What is being asked — Go through the data below and gather each line containing "Marketing".

Excerpted records —
____
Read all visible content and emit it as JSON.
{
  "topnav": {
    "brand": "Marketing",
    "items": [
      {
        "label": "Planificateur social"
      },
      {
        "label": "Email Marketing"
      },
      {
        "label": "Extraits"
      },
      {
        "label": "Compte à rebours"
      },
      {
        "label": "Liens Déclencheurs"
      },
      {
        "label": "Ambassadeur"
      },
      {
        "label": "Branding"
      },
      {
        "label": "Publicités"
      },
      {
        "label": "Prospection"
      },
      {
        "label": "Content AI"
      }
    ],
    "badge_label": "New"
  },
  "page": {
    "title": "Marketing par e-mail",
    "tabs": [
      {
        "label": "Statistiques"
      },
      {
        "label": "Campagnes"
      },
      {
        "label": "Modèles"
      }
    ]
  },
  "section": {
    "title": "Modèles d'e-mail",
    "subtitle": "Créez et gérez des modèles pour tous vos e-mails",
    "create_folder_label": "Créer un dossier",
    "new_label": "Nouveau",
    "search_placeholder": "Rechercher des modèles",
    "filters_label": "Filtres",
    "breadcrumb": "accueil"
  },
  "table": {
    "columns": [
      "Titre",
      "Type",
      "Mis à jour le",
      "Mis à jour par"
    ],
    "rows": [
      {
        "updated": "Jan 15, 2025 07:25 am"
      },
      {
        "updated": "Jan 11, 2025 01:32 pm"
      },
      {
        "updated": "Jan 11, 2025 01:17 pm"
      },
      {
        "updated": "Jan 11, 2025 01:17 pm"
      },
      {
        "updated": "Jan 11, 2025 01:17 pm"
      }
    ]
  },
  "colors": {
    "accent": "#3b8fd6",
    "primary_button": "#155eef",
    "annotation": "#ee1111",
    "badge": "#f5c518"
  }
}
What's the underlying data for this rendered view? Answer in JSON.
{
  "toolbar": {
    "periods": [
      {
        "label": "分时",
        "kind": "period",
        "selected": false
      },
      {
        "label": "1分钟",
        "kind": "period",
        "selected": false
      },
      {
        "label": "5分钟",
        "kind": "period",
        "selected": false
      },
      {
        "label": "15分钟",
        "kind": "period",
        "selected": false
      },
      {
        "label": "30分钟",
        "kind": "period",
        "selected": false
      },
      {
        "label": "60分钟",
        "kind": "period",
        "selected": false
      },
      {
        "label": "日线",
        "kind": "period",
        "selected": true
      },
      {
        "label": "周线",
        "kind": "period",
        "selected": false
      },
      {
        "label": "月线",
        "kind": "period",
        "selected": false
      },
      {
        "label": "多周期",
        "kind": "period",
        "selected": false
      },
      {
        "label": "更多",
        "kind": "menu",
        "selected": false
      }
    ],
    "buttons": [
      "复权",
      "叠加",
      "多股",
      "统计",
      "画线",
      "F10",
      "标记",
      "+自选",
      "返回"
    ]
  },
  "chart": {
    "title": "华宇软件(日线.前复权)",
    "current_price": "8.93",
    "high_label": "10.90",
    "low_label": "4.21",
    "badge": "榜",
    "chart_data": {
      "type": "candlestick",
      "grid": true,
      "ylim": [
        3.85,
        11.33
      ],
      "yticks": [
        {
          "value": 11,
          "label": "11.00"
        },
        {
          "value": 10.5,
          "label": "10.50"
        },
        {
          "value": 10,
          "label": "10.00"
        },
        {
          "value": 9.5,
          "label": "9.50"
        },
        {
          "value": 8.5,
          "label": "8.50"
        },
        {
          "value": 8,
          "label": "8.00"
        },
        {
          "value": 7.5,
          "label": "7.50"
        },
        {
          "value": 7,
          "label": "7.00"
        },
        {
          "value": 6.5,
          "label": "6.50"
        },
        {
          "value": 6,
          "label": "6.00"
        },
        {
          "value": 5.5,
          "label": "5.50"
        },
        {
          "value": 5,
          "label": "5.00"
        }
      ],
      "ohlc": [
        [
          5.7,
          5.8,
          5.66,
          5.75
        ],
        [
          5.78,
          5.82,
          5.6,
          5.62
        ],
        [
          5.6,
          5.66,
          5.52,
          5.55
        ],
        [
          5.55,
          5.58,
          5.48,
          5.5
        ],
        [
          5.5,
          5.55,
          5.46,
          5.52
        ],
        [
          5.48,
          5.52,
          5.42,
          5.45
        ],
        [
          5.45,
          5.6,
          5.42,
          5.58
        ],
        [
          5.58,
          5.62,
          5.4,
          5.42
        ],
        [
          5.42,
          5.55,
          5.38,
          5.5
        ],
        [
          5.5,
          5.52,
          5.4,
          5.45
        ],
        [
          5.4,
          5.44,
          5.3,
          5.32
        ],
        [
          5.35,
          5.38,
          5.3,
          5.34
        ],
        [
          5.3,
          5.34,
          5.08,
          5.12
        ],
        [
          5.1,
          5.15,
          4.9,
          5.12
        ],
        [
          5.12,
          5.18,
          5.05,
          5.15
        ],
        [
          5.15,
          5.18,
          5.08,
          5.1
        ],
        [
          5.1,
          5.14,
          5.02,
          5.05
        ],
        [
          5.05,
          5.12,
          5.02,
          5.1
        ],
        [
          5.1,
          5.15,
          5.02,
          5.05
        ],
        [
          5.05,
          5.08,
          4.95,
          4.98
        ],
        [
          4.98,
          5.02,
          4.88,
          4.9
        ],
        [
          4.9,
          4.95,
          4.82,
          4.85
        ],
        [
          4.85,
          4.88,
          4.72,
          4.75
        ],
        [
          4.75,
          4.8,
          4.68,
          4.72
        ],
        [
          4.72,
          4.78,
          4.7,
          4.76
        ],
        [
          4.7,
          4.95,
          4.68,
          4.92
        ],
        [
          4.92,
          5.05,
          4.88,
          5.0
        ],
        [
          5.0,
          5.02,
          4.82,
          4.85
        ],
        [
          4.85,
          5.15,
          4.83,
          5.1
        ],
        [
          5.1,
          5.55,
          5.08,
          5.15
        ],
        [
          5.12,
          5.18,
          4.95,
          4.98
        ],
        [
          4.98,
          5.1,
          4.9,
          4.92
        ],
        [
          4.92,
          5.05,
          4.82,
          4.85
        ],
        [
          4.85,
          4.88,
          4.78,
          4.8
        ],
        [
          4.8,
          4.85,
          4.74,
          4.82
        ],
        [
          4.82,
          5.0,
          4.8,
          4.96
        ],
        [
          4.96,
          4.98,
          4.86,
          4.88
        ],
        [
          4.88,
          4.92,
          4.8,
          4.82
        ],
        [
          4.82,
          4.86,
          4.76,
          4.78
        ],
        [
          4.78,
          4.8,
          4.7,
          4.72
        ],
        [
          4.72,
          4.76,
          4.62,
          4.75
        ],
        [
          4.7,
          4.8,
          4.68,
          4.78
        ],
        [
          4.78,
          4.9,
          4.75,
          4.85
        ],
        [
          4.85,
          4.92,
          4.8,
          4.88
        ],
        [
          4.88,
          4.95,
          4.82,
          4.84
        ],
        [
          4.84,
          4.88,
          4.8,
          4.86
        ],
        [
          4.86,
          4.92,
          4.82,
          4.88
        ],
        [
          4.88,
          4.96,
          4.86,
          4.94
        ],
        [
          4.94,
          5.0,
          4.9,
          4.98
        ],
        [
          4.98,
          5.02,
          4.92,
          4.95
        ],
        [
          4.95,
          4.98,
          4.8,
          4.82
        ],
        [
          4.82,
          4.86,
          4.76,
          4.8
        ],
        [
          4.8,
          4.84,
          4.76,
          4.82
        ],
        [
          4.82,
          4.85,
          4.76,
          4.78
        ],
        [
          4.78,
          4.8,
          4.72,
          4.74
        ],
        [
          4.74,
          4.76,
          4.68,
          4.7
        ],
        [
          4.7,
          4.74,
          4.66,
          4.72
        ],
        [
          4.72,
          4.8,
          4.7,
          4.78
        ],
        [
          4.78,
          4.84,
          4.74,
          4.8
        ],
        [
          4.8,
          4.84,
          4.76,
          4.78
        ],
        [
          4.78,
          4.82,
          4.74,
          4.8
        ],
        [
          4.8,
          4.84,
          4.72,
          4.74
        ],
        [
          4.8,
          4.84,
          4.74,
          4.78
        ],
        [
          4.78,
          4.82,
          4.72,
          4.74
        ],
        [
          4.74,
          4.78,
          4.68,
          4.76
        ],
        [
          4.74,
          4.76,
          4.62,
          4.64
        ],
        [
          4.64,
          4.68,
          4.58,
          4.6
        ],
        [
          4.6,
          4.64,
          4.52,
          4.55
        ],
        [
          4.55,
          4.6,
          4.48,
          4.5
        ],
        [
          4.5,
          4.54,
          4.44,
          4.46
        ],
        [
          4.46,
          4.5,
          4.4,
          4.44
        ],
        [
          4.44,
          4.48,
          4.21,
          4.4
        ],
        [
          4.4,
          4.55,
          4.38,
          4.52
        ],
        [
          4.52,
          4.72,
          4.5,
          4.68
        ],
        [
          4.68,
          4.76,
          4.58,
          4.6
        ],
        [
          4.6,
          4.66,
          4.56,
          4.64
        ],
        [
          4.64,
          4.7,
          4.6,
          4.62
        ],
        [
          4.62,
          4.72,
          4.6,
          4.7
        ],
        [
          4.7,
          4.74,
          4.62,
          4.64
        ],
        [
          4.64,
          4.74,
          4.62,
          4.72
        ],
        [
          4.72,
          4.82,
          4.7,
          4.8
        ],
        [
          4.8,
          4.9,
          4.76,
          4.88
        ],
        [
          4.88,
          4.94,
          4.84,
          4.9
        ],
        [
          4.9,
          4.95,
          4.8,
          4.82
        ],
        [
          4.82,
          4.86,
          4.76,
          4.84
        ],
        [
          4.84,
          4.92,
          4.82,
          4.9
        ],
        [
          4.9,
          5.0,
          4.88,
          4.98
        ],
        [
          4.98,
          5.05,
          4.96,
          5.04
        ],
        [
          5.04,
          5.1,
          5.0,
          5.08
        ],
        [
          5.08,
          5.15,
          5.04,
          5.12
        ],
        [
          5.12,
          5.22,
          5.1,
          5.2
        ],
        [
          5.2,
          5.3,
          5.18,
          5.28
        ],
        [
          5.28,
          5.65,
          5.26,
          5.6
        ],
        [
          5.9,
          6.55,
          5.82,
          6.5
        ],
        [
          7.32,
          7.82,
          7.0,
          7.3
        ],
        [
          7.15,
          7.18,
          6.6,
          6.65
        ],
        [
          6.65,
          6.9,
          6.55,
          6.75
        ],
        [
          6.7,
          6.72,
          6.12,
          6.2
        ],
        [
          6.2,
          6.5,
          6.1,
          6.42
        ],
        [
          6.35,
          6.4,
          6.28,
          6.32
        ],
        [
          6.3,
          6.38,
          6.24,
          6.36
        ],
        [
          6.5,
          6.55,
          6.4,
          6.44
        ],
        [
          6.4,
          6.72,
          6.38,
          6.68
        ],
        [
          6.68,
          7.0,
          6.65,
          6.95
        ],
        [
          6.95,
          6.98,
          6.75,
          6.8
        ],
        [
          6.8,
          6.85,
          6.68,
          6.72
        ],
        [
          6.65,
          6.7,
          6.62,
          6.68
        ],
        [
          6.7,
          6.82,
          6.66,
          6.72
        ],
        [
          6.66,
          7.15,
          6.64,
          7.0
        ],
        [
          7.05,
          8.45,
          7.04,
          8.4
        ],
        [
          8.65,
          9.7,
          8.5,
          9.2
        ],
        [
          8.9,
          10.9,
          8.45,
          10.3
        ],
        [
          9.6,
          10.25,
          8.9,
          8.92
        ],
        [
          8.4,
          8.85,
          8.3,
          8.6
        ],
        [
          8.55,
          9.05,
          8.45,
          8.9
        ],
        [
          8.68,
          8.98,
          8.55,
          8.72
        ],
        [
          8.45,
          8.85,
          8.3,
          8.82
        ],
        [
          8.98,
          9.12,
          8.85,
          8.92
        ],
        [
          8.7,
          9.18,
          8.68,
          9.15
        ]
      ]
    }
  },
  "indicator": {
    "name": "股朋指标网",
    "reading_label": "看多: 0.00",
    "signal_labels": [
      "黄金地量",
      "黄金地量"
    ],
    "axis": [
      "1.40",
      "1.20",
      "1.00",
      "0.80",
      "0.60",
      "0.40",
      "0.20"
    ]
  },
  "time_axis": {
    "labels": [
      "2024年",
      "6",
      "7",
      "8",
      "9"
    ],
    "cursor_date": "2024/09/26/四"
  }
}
____
Answer for the task —
    "brand": "Marketing",
        "label": "Email Marketing"
    "title": "Marketing par e-mail",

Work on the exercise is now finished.